» Tâches à effectuer
- a) Recopiez un passage de l'article sur la Grande Barrière de corail : commencez aux mots « Fait d’autant plus » et arrêtez-vous après « l’icône internationale sous-marine. ».
- b) D'après l'article sur la Grande Barrière de corail, en quelle année la Great Barrier Reef Marine Park Authority a-t-elle été fondée ?
- c) Poursuivez l'article sur la Grande Barrière de corail à partir de sa dernière phrase.

» Extrait de page
^^^^

La fin de la Grande Barrière de corail ?

La bataille d’Abbot Point

«Imaginez 150 000 camions bennes l’un derrière l’autre, parechoc contre parechoc sur 2000 kilomètres, explique Richard Leck, le responsable de la campagne «Fight for the Reef» du WWF australien. Maintenant, imaginez ces camions remplis au maximum de leur capacité, et vous obtenez le volume que représente trois millions de mètres cubes de boue de dragage. C’est cette quantité qui va être déversée au coeur du parc de la Grande Barrière de corail, patrimoine mondial de l’UNESCO. L’accord vient d’être approuvé par l’instance dirigeante du parc marin, fin janvier 2014 !»

Fait d’autant plus surprenant, l’instance dirigeante que Richard Leck mentionne est la Great Barrier Reef Marine Park Authority, ou GBRMPA, en charge de protéger la Grande Barrière. Fondée en 1975, elle est établie dans le Queensland, au nord-est de l’Australie. Ces derniers mois, son conseil d’administration a subi de très importantes pressions car la situation devient critique pour l’icône internationale sous-marine.

^^^^

» Données fournies
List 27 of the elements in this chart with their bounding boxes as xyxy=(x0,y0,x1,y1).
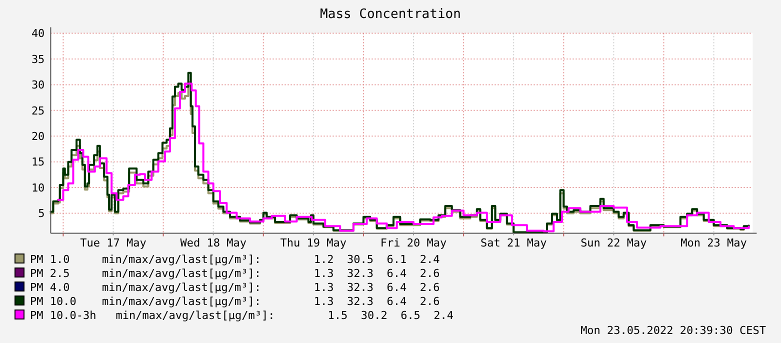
legend-label: PM 1.0 xyxy=(30,252,70,266)
text: min/max/avg/last[µg/m³]: 1.3 32.3 6.4 2.6 xyxy=(102,280,440,294)
y-tick-label: 15 xyxy=(31,156,45,169)
legend-label: PM 2.5 xyxy=(30,266,70,280)
legend-label: PM 10.0 xyxy=(30,294,76,308)
y-tick-label: 35 xyxy=(31,52,45,66)
text: min/max/avg/last[µg/m³]: 1.2 30.5 6.1 2.4 xyxy=(102,252,440,266)
legend-label: PM 4.0 xyxy=(30,280,70,294)
text: min/max/avg/last[µg/m³]: 1.3 32.3 6.4 2.6 xyxy=(102,266,440,280)
text: min/max/avg/last[µg/m³]: 1.5 30.2 6.5 2.4 xyxy=(116,308,454,322)
text: min/max/avg/last[µg/m³]: 1.3 32.3 6.4 2.6 xyxy=(102,294,440,308)
x-tick-label: Thu 19 May xyxy=(280,236,347,250)
y-tick-label: 40 xyxy=(31,27,45,40)
y-tick-label: 25 xyxy=(31,104,45,118)
legend-label: PM 10.0-3h xyxy=(30,308,96,322)
y-tick-label: 30 xyxy=(31,78,45,92)
x-tick-label: Mon 23 May xyxy=(680,236,748,250)
y-tick-label: 10 xyxy=(31,181,45,194)
y-tick-label: 5 xyxy=(38,207,45,220)
x-tick-label: Sun 22 May xyxy=(580,236,648,250)
text: Mon 23.05.2022 20:39:30 CEST xyxy=(580,324,766,337)
x-tick-label: Wed 18 May xyxy=(180,236,247,250)
x-tick-label: Fri 20 May xyxy=(380,236,447,250)
x-tick-label: Tue 17 May xyxy=(80,236,147,250)
x-tick-label: Sat 21 May xyxy=(480,236,548,250)
y-tick-label: 20 xyxy=(31,130,45,143)
chart-title: Mass Concentration xyxy=(320,7,461,22)
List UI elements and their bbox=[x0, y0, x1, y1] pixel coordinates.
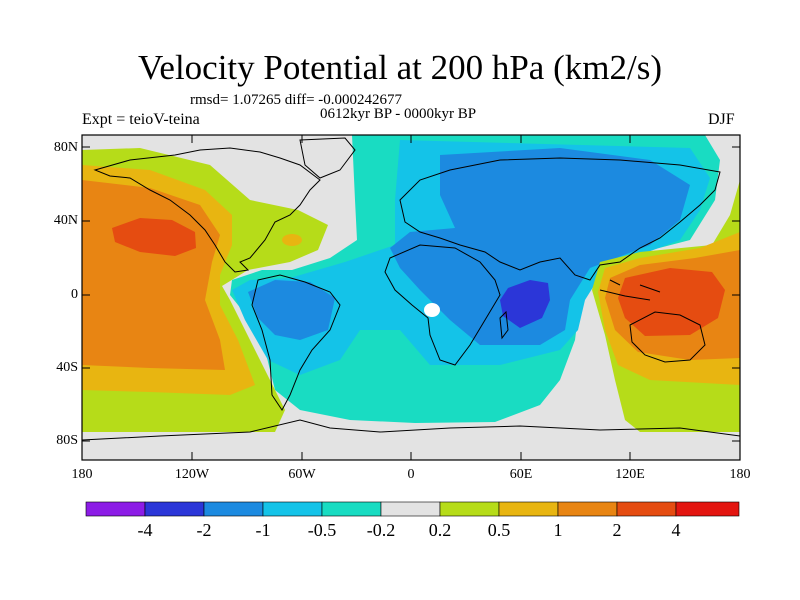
colorbar-swatch bbox=[557, 501, 618, 517]
colorbar-swatch bbox=[380, 501, 441, 517]
colorbar-swatch bbox=[439, 501, 500, 517]
guinea-near-zero bbox=[424, 303, 440, 317]
north-america-coast bbox=[93, 147, 321, 273]
lat-label-80n: 80N bbox=[53, 140, 78, 155]
lat-label-40n: 40N bbox=[53, 213, 78, 228]
lon-label-120w: 120W bbox=[174, 467, 210, 482]
lat-label-0: 0 bbox=[71, 287, 78, 302]
colorbar-label: -0.5 bbox=[307, 520, 337, 540]
colorbar-label: -2 bbox=[196, 520, 212, 540]
axis-ticks bbox=[82, 135, 740, 460]
madagascar-coast bbox=[499, 310, 509, 340]
colorbar-swatch bbox=[144, 501, 205, 517]
colorbar bbox=[85, 501, 740, 517]
lon-label-60e: 60E bbox=[509, 467, 533, 482]
colorbar-swatch bbox=[498, 501, 559, 517]
colorbar-swatch bbox=[321, 501, 382, 517]
colorbar-swatch bbox=[203, 501, 264, 517]
lat-label-80s: 80S bbox=[56, 433, 78, 448]
lon-label-60w: 60W bbox=[288, 467, 316, 482]
colorbar-swatch bbox=[616, 501, 677, 517]
band-neg-1 bbox=[390, 148, 690, 345]
colorbar-label: -1 bbox=[255, 520, 271, 540]
colorbar-label: 4 bbox=[671, 520, 681, 540]
colorbar-swatch bbox=[85, 501, 146, 517]
lon-label-120e: 120E bbox=[615, 467, 645, 482]
colorbar-label: 1 bbox=[553, 520, 563, 540]
band-neg-1-sa bbox=[248, 280, 335, 340]
lat-label-40s: 40S bbox=[56, 360, 78, 375]
antarctica-coast bbox=[82, 419, 740, 441]
band-pos-2-east bbox=[618, 268, 725, 336]
lon-label-0: 0 bbox=[407, 467, 415, 482]
season-label: DJF bbox=[708, 111, 735, 128]
colorbar-label: 0.2 bbox=[428, 520, 452, 540]
coastlines bbox=[82, 137, 740, 441]
contour-field bbox=[82, 135, 740, 460]
band-pos-2-west bbox=[112, 218, 196, 256]
greenland-coast bbox=[299, 137, 356, 179]
experiment-label: Expt = teioV-teina bbox=[82, 111, 200, 128]
south-america-coast bbox=[251, 274, 341, 411]
colorbar-swatch bbox=[675, 501, 740, 517]
colorbar-label: -0.2 bbox=[366, 520, 396, 540]
period-line: 0612kyr BP - 0000kyr BP bbox=[320, 106, 477, 122]
colorbar-label: 0.5 bbox=[487, 520, 511, 540]
australia-coast bbox=[629, 311, 706, 363]
colorbar-swatch bbox=[262, 501, 323, 517]
eurasia-coast bbox=[399, 157, 721, 281]
africa-coast bbox=[384, 244, 501, 366]
stats-line: rmsd= 1.07265 diff= -0.000242677 bbox=[190, 92, 403, 108]
colorbar-label: 2 bbox=[612, 520, 622, 540]
band-neg-2 bbox=[500, 280, 550, 328]
indonesia-coast bbox=[599, 279, 661, 301]
colorbar-label: -4 bbox=[137, 520, 153, 540]
lon-label-180e: 180 bbox=[729, 467, 751, 482]
lon-label-180w: 180 bbox=[71, 467, 93, 482]
chart-title: Velocity Potential at 200 hPa (km2/s) bbox=[138, 48, 662, 87]
atlantic-positive-patch bbox=[282, 234, 302, 246]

^^^^

» Résultats de l'exercice
- a)
Fait d’autant plus surprenant, l’instance dirigeante que Richard Leck mentionne est la Great Barrier Reef Marine Park Authority, ou GBRMPA, en charge de protéger la Grande Barrière. Fondée en 1975, elle est établie dans le Queensland, au nord-est de l’Australie. Ces derniers mois, son conseil d’administration a subi de très importantes pressions car la situation devient critique pour l’icône internationale sous-marine.

- b) En 1975.

- c)
L'actuel port de charbon d'Abbot Point. Son extension est au coeur de la controverse © Tom Jefferson / Greenpeace

Afin de pleinement comprendre les événements récents, retournons au mois de juin 2013. Suite à la démission du Premier Ministre australien Julia Gillard, qui dirigeait le pays depuis 2010, le monde politique de l’état insulaire était au bord du chaos. Tony Abbott, président du parti libéral, remporte finalement les élections. En septembre, il devient le 28e Premier Ministre australien et ce, pour une période de trois ans. Dans l’histoire du pays, le gouvernement Abbott est devenu en moins de six mois le plus hostile en matière d’environnement.

Tout commence en décembre 2013, lorsque le ministre de l’environnement, Greg Hunt, revient sur une des promesses électorales. Il s’agissait d’envoyer un bateau de contrôle des pêches dans l’océan austral afin de surveiller les activités de chasse à la baleine pratiquée par les Japonais entre l’Australie et le pôle sud. Au grand dam de l’ONG Sea Shepherd, très active sur le sujet depuis une dizaine d’années, le navire australien de contrôle ne quittera jamais son port d’attache.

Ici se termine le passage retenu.